§ **REQUIRED TASK**
Duplicate the part of the rows that opens with the line containing "Itemize the components" and closes with the line containing "row-label: Local hospitalist", including both of those lines. Leave the pictures out of your answer.

§ **THE INPUT**
******************************

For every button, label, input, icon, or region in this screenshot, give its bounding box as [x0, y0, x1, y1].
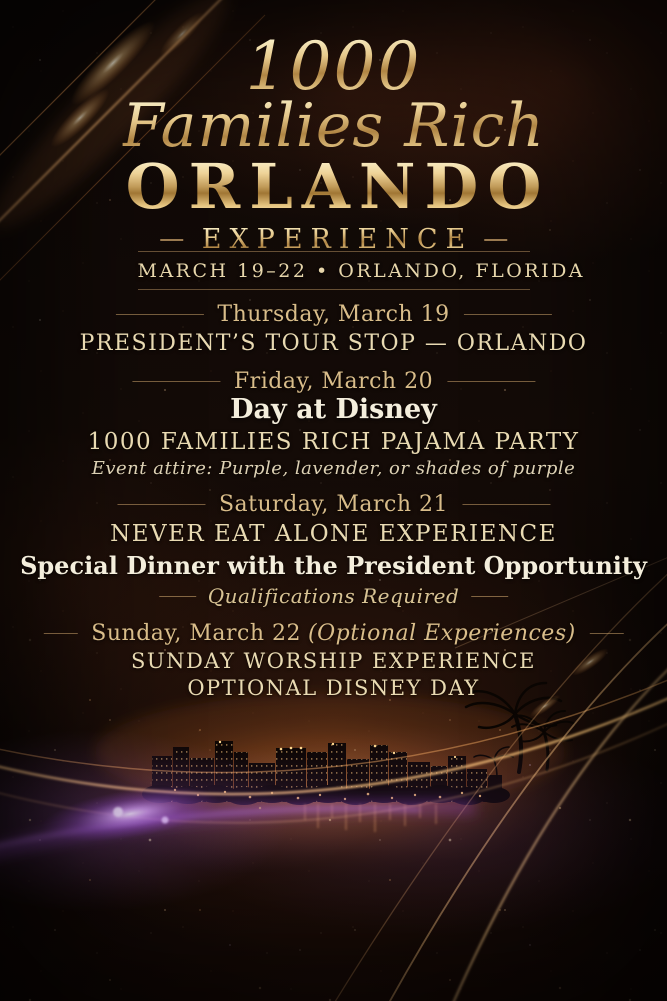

******************************

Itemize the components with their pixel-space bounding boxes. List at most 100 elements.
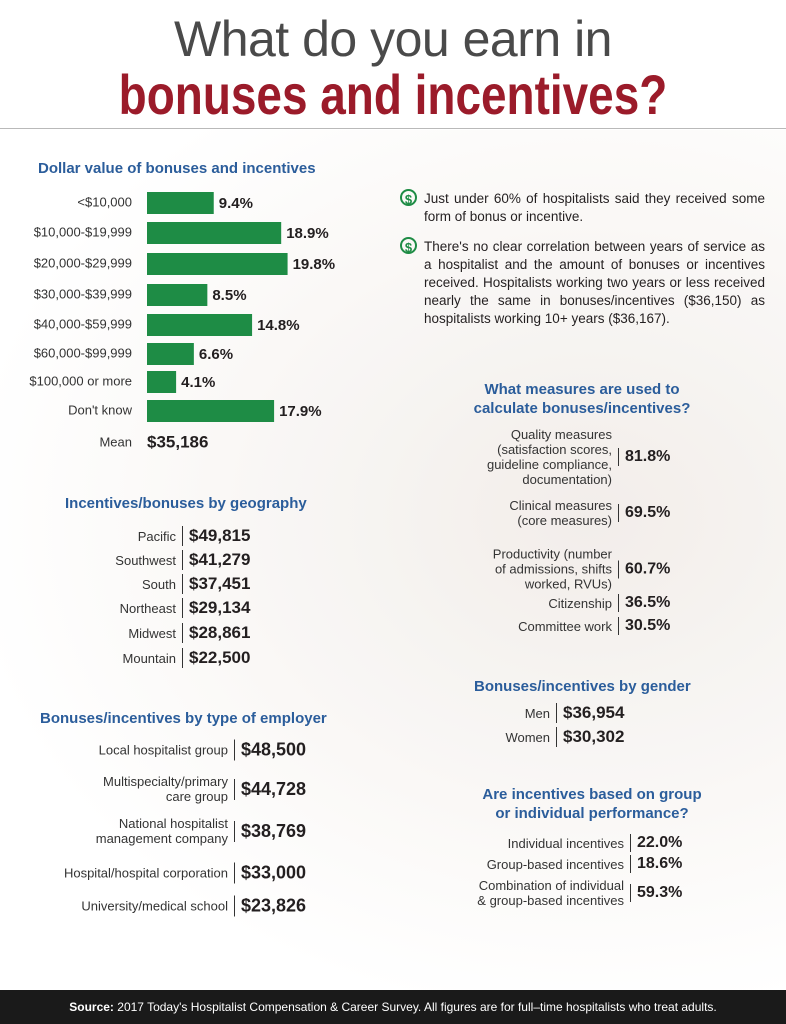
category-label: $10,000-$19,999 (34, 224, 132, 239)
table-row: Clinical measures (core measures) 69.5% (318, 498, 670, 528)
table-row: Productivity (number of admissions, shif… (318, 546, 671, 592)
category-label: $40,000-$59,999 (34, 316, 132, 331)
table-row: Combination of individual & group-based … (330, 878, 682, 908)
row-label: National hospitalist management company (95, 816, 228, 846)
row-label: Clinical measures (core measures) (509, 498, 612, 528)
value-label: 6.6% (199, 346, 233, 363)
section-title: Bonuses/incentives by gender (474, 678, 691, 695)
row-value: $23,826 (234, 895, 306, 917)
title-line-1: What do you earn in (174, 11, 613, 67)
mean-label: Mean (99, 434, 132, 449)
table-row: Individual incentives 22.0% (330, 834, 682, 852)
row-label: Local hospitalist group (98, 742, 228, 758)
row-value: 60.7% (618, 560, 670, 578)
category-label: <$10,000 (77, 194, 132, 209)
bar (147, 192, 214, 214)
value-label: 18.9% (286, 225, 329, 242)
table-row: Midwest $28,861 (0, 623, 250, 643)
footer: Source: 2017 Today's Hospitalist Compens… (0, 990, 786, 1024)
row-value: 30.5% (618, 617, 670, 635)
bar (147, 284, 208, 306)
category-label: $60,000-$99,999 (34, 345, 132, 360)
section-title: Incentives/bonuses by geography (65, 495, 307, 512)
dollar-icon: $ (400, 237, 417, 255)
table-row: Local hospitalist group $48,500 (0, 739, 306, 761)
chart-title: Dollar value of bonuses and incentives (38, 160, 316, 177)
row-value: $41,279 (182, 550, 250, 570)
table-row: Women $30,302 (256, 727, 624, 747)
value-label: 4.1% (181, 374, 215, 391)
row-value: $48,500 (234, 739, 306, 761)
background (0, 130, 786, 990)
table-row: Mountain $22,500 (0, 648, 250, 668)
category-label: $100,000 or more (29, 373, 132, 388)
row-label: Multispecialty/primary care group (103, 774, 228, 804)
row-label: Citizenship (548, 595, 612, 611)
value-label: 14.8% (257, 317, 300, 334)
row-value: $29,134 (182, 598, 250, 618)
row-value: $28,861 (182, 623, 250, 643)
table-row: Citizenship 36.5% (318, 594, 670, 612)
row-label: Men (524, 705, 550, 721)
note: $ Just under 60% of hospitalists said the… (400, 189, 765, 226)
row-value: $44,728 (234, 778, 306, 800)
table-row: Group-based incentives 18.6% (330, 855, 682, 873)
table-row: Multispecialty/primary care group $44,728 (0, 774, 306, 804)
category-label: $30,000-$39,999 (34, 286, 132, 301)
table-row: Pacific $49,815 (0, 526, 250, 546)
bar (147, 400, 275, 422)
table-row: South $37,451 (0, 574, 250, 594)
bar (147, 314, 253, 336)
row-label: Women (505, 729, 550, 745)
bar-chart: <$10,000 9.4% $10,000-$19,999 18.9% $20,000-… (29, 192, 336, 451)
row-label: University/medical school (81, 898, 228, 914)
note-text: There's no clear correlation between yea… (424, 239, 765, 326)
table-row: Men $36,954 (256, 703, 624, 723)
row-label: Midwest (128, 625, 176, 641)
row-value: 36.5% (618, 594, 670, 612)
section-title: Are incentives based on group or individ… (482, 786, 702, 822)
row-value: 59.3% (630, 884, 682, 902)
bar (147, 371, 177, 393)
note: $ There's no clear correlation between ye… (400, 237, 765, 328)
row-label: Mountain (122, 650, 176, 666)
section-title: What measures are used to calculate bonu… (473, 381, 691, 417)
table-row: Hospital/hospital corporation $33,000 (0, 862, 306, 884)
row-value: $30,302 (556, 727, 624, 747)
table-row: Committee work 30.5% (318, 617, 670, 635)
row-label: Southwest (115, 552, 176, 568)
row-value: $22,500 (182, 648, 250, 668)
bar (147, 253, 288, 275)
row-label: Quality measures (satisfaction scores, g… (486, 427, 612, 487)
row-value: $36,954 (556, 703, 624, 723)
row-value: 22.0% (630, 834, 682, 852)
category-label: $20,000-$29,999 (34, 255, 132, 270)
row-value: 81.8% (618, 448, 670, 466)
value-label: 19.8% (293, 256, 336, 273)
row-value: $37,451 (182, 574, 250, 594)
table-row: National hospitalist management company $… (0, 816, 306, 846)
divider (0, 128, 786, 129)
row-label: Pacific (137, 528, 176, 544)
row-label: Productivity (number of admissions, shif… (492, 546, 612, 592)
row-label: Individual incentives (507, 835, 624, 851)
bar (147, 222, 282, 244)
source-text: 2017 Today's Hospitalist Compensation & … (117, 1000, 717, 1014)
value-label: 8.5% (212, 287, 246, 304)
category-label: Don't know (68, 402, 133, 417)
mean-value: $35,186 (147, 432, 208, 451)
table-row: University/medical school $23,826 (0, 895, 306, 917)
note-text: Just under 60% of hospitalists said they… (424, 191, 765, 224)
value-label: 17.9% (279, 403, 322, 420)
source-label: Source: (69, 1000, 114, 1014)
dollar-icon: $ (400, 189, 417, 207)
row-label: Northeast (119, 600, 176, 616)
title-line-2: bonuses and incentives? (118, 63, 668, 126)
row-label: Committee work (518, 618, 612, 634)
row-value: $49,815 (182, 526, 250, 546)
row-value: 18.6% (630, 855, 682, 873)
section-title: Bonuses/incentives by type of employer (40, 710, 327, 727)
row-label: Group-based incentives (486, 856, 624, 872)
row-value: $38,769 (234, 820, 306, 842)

******************************

§ **THE RESPONSE**
Itemize the components with their pixel-space bounding boxes. List at most 100 elements.
category-label: $10,000-$19,999 (34, 224, 132, 239)
table-row: Clinical measures (core measures) 69.5% (318, 498, 670, 528)
table-row: Productivity (number of admissions, shif… (318, 546, 671, 592)
category-label: $40,000-$59,999 (34, 316, 132, 331)
table-row: Combination of individual & group-based … (330, 878, 682, 908)
row-label: National hospitalist management company (95, 816, 228, 846)
row-label: Clinical measures (core measures) (509, 498, 612, 528)
value-label: 6.6% (199, 346, 233, 363)
section-title: Bonuses/incentives by gender (474, 678, 691, 695)
row-value: $23,826 (234, 895, 306, 917)
title-line-1: What do you earn in (174, 11, 613, 67)
mean-label: Mean (99, 434, 132, 449)
table-row: Individual incentives 22.0% (330, 834, 682, 852)
row-label: Local hospitalist group (98, 742, 228, 758)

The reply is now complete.